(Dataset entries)
::::::::

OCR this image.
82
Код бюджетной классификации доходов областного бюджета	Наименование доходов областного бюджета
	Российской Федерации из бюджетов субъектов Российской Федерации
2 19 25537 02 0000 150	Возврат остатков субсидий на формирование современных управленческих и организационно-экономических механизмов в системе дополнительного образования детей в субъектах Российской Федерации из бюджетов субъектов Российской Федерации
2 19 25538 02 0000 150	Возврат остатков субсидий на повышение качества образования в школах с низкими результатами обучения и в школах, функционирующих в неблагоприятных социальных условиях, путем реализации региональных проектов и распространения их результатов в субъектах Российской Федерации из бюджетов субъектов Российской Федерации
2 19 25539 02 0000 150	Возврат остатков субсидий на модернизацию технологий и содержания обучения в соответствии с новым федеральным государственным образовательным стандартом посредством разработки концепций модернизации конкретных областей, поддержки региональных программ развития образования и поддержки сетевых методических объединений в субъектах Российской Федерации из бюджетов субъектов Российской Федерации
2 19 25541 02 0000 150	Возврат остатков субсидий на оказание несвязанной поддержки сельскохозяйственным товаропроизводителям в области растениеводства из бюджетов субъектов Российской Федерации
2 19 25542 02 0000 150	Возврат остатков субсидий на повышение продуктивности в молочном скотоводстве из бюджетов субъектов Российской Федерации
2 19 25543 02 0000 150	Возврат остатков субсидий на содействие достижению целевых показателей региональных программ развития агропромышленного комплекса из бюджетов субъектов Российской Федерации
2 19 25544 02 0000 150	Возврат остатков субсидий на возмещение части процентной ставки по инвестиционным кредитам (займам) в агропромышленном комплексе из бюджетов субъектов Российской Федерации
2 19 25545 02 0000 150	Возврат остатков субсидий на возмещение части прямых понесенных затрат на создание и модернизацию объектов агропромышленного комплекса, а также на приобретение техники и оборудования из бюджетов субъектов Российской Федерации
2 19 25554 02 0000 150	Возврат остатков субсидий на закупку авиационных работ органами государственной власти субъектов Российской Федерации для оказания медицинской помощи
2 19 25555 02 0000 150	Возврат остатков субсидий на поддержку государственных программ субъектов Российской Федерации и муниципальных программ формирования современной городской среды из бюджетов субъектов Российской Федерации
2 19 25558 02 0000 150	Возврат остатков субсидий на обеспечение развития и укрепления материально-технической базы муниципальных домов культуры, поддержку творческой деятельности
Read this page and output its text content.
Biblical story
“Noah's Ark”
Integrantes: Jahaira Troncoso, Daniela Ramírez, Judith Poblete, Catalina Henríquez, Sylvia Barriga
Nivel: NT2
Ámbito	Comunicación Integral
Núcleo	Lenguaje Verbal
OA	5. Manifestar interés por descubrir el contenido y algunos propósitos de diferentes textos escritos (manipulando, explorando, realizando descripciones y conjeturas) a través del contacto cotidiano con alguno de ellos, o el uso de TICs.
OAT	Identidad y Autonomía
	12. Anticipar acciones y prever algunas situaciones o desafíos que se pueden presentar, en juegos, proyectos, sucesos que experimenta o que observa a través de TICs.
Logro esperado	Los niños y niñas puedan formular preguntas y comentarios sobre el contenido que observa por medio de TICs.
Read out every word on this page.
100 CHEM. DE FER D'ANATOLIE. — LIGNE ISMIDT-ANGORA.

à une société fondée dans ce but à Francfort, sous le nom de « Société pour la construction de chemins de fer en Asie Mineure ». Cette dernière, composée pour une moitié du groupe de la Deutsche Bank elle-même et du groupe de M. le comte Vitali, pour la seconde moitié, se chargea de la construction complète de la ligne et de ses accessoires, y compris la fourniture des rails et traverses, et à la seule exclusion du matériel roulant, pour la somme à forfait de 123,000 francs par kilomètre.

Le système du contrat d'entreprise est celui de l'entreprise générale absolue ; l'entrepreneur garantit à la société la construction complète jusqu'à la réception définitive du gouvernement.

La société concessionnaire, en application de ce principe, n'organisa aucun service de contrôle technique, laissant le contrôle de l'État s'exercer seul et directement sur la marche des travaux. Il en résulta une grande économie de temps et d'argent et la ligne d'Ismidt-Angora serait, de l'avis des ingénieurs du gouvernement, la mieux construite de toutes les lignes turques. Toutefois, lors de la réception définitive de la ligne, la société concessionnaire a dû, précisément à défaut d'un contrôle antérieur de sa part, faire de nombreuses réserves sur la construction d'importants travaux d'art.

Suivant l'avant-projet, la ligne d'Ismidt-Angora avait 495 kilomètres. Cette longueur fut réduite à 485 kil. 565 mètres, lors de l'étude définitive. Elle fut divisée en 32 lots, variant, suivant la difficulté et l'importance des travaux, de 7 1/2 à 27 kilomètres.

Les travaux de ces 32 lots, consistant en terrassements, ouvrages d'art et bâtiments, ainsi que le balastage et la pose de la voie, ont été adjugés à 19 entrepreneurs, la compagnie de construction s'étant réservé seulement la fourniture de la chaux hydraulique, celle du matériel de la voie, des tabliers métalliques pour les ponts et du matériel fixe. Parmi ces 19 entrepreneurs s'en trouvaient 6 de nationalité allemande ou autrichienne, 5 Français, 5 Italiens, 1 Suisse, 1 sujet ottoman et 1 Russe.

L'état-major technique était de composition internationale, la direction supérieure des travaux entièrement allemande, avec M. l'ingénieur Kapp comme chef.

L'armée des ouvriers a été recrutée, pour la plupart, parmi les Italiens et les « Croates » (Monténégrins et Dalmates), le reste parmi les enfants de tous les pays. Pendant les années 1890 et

::::::::

### WHAT TO DO
Determine the number of lines where the string "this" occurs, and give that number only.

### EXERCISE RESULT
3